*PROBLEM DESCRIPTION:*
Transcribe the listing exactly, leaving out every picture.

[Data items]
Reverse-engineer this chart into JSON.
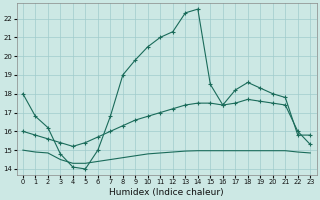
{
  "xlabel": "Humidex (Indice chaleur)",
  "bg_color": "#cce8e4",
  "grid_color": "#a0cccc",
  "line_color": "#1a6b5a",
  "x": [
    0,
    1,
    2,
    3,
    4,
    5,
    6,
    7,
    8,
    9,
    10,
    11,
    12,
    13,
    14,
    15,
    16,
    17,
    18,
    19,
    20,
    21,
    22,
    23
  ],
  "curve1": [
    18.0,
    16.8,
    16.2,
    14.8,
    14.1,
    14.0,
    15.0,
    16.8,
    19.0,
    19.8,
    20.5,
    21.0,
    21.3,
    22.3,
    22.5,
    18.5,
    17.4,
    18.2,
    18.6,
    18.3,
    18.0,
    17.8,
    15.8,
    15.8
  ],
  "curve2": [
    16.0,
    15.8,
    15.6,
    15.4,
    15.2,
    15.4,
    15.7,
    16.0,
    16.3,
    16.6,
    16.8,
    17.0,
    17.2,
    17.4,
    17.5,
    17.5,
    17.4,
    17.5,
    17.7,
    17.6,
    17.5,
    17.4,
    16.0,
    15.3
  ],
  "curve3": [
    15.0,
    14.9,
    14.85,
    14.5,
    14.3,
    14.3,
    14.4,
    14.5,
    14.6,
    14.7,
    14.8,
    14.85,
    14.9,
    14.95,
    14.97,
    14.97,
    14.97,
    14.97,
    14.97,
    14.97,
    14.97,
    14.97,
    14.9,
    14.85
  ],
  "ylim": [
    13.7,
    22.8
  ],
  "xlim": [
    -0.5,
    23.5
  ],
  "yticks": [
    14,
    15,
    16,
    17,
    18,
    19,
    20,
    21,
    22
  ],
  "xticks": [
    0,
    1,
    2,
    3,
    4,
    5,
    6,
    7,
    8,
    9,
    10,
    11,
    12,
    13,
    14,
    15,
    16,
    17,
    18,
    19,
    20,
    21,
    22,
    23
  ]
}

*ANSWER IN FULL:*
Reverse-engineer this chart into JSON.
{
  "xlabel": "Humidex (Indice chaleur)",
  "bg_color": "#cce8e4",
  "grid_color": "#a0cccc",
  "line_color": "#1a6b5a",
  "x": [
    0,
    1,
    2,
    3,
    4,
    5,
    6,
    7,
    8,
    9,
    10,
    11,
    12,
    13,
    14,
    15,
    16,
    17,
    18,
    19,
    20,
    21,
    22,
    23
  ],
  "curve1": [
    18.0,
    16.8,
    16.2,
    14.8,
    14.1,
    14.0,
    15.0,
    16.8,
    19.0,
    19.8,
    20.5,
    21.0,
    21.3,
    22.3,
    22.5,
    18.5,
    17.4,
    18.2,
    18.6,
    18.3,
    18.0,
    17.8,
    15.8,
    15.8
  ],
  "curve2": [
    16.0,
    15.8,
    15.6,
    15.4,
    15.2,
    15.4,
    15.7,
    16.0,
    16.3,
    16.6,
    16.8,
    17.0,
    17.2,
    17.4,
    17.5,
    17.5,
    17.4,
    17.5,
    17.7,
    17.6,
    17.5,
    17.4,
    16.0,
    15.3
  ],
  "curve3": [
    15.0,
    14.9,
    14.85,
    14.5,
    14.3,
    14.3,
    14.4,
    14.5,
    14.6,
    14.7,
    14.8,
    14.85,
    14.9,
    14.95,
    14.97,
    14.97,
    14.97,
    14.97,
    14.97,
    14.97,
    14.97,
    14.97,
    14.9,
    14.85
  ],
  "ylim": [
    13.7,
    22.8
  ],
  "xlim": [
    -0.5,
    23.5
  ],
  "yticks": [
    14,
    15,
    16,
    17,
    18,
    19,
    20,
    21,
    22
  ],
  "xticks": [
    0,
    1,
    2,
    3,
    4,
    5,
    6,
    7,
    8,
    9,
    10,
    11,
    12,
    13,
    14,
    15,
    16,
    17,
    18,
    19,
    20,
    21,
    22,
    23
  ]
}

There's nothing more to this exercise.